From the entries below, gather every line containing the string "quantity".

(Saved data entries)
_____
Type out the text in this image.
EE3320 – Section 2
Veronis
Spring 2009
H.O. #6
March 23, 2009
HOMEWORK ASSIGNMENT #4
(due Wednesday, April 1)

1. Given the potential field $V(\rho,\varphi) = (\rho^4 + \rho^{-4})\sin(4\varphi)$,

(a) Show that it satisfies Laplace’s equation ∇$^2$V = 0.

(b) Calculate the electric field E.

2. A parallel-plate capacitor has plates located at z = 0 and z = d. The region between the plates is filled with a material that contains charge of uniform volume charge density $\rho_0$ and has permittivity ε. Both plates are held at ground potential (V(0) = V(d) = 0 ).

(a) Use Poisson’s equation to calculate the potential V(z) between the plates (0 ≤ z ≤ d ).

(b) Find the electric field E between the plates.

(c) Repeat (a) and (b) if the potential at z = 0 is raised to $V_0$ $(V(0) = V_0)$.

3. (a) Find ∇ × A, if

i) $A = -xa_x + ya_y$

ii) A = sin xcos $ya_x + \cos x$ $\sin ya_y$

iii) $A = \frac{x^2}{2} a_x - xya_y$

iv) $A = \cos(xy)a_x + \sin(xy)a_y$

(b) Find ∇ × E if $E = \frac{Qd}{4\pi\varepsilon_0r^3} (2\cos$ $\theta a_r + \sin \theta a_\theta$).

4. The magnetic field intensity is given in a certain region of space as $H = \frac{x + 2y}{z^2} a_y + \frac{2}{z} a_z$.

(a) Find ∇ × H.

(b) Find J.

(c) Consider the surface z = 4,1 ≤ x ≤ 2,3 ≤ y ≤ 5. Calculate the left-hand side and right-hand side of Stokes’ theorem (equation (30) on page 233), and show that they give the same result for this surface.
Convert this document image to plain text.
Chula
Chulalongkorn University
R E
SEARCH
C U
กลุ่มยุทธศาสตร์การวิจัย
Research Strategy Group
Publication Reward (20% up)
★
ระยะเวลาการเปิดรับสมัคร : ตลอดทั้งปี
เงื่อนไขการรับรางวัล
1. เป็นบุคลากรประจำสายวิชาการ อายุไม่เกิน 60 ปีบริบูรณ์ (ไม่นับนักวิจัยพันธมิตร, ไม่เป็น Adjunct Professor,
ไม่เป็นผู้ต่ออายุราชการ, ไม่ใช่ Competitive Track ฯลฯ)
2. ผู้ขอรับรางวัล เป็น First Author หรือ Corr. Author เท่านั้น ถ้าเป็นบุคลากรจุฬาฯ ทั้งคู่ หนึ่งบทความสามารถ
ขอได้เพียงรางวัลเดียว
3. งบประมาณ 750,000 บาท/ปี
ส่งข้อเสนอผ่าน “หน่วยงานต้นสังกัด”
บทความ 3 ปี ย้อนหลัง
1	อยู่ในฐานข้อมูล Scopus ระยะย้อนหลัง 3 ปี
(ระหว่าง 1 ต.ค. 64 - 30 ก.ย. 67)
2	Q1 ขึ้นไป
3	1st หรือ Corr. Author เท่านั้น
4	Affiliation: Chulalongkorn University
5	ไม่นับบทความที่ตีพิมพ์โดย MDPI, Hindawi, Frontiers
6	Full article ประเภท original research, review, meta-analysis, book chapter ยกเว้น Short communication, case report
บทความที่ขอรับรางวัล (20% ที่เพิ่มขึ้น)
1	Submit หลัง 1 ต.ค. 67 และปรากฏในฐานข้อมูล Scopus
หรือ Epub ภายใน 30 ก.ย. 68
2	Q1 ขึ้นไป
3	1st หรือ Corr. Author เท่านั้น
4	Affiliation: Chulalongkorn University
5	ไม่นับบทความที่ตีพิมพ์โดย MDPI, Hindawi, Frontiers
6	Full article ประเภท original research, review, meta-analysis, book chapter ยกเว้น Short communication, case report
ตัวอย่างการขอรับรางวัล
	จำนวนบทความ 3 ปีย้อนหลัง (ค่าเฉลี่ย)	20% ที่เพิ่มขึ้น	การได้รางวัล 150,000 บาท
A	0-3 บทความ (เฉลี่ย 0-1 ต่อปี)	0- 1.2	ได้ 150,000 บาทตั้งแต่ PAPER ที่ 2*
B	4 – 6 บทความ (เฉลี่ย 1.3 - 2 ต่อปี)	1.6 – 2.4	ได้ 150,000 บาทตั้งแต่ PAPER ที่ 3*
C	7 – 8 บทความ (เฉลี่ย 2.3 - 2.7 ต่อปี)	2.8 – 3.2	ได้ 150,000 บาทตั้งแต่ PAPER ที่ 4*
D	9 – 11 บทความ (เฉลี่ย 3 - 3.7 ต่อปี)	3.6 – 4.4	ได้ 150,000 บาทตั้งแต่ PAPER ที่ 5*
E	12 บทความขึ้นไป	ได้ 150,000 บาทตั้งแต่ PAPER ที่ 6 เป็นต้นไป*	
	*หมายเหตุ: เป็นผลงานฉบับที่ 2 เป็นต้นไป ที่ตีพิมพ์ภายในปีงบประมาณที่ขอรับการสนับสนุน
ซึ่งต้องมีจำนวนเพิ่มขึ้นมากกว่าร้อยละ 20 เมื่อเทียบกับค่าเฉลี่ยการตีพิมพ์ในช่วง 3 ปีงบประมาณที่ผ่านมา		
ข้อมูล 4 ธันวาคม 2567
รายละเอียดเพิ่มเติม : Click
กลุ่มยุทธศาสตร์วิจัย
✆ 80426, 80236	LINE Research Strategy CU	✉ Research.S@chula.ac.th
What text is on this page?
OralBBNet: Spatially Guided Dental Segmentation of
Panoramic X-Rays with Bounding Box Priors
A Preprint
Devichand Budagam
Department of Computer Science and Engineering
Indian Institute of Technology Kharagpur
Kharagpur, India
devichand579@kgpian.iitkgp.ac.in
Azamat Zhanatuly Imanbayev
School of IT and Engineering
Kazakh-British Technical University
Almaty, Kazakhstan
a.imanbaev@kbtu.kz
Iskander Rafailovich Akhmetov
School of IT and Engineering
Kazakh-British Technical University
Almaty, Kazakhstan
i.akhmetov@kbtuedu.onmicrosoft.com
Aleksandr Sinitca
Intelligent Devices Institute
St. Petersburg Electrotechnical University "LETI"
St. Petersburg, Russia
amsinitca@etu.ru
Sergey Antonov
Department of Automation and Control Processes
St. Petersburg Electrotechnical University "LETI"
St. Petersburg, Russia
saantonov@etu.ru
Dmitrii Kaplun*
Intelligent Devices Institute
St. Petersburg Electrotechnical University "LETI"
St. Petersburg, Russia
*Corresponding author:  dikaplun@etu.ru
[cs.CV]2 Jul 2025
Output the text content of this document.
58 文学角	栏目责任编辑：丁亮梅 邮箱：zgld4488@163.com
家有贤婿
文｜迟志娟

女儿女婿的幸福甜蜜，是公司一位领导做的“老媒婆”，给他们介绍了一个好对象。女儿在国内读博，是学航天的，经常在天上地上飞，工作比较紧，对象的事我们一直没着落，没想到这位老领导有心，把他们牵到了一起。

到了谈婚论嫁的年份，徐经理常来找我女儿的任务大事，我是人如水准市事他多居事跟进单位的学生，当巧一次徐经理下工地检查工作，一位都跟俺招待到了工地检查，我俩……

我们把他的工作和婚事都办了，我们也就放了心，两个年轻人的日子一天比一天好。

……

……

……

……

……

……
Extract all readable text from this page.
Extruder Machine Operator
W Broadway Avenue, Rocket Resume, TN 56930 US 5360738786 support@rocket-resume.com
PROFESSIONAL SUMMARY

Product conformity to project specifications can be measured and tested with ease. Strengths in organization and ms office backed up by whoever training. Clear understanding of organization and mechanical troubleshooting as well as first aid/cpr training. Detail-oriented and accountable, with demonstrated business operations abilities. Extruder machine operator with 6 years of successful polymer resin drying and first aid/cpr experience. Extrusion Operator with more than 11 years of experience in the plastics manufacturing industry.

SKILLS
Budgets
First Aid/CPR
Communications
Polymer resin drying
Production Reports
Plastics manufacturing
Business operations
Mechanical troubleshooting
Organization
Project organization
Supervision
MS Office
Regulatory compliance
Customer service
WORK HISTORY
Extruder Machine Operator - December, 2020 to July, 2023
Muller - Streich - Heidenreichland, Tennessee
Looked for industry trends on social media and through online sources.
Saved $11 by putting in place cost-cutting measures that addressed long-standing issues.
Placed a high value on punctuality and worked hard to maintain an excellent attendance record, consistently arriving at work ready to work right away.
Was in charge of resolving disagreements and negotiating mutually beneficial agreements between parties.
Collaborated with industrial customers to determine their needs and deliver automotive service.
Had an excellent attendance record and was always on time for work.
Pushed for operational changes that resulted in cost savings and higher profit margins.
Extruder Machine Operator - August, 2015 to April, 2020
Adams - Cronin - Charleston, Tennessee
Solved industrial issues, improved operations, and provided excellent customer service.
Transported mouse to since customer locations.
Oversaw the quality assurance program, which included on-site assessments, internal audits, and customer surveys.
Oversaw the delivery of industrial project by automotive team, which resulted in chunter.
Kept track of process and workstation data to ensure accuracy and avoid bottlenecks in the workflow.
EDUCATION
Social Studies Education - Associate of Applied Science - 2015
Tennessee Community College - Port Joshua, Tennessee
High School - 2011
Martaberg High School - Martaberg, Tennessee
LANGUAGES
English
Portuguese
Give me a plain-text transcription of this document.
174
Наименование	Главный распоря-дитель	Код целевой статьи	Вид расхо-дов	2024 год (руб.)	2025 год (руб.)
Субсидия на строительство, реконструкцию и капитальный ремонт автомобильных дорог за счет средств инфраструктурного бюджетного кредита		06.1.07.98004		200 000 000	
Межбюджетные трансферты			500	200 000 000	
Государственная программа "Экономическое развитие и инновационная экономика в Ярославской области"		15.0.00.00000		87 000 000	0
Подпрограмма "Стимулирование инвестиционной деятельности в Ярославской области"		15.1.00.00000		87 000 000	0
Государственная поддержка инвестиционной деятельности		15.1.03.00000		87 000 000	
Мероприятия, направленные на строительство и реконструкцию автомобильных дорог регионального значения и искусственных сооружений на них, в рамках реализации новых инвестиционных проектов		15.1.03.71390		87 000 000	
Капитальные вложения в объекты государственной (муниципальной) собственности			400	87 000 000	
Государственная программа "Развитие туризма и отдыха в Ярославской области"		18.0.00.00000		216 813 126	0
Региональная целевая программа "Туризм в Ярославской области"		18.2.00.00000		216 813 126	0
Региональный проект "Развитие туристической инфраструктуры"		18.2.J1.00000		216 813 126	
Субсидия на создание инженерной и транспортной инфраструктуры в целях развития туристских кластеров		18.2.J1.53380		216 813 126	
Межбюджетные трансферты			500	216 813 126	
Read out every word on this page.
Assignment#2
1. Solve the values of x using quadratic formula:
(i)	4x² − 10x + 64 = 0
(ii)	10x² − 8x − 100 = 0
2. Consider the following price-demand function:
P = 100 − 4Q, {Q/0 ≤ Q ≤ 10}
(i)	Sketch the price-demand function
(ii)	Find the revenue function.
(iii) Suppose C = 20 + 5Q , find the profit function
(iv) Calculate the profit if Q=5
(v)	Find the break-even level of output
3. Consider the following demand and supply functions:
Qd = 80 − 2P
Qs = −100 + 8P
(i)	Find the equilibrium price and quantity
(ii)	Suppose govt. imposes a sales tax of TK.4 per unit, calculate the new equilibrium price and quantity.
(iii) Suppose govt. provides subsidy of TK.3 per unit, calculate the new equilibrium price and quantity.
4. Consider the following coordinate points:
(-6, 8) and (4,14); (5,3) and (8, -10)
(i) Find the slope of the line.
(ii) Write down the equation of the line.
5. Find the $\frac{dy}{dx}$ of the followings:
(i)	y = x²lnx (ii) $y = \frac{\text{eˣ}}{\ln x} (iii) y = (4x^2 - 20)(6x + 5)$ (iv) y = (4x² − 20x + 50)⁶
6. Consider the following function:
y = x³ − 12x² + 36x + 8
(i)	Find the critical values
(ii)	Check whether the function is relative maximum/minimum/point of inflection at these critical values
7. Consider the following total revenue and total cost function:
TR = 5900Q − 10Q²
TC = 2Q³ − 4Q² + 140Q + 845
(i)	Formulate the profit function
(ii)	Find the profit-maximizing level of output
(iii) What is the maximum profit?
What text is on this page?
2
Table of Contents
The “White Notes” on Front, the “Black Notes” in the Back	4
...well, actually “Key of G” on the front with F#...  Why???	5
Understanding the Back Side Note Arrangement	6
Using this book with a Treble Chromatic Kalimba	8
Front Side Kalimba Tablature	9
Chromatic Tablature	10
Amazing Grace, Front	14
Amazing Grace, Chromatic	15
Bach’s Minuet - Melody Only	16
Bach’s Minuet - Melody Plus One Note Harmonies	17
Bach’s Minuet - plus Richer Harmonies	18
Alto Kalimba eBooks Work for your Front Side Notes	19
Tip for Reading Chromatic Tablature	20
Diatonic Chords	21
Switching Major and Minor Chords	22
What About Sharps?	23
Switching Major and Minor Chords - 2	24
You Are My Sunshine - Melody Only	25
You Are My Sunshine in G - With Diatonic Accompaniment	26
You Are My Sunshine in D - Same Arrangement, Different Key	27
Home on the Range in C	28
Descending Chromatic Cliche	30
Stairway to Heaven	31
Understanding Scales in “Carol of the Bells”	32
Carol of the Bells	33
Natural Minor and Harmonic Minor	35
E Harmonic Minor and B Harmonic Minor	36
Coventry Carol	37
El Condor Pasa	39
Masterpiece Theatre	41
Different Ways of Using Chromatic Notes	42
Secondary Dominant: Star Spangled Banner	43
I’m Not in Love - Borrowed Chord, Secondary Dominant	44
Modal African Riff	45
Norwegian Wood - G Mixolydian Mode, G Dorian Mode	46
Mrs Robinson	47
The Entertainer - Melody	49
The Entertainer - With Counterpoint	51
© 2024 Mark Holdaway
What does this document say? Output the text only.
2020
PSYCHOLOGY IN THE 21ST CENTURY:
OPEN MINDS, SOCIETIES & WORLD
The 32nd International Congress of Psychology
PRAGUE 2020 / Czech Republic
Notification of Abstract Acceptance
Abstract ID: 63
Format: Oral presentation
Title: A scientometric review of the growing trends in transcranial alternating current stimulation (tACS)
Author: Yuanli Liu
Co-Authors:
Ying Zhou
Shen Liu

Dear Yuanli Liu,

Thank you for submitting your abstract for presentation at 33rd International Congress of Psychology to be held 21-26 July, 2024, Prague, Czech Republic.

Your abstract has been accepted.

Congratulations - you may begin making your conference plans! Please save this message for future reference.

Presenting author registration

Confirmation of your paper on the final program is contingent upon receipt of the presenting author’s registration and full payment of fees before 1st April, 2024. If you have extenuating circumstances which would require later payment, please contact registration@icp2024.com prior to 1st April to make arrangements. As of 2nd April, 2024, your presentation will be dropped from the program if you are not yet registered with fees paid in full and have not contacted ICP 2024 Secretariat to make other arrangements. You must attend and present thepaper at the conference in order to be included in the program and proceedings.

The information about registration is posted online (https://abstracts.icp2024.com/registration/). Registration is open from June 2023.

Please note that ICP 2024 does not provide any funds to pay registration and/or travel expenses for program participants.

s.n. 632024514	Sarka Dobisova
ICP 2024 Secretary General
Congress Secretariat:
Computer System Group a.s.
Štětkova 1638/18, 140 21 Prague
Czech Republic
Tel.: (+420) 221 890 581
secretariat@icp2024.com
_____
• [EXPECTED ANSWER]:
(i)	Find the equilibrium price and quantity
(ii)	Suppose govt. imposes a sales tax of TK.4 per unit, calculate the new equilibrium price and quantity.
(iii) Suppose govt. provides subsidy of TK.3 per unit, calculate the new equilibrium price and quantity.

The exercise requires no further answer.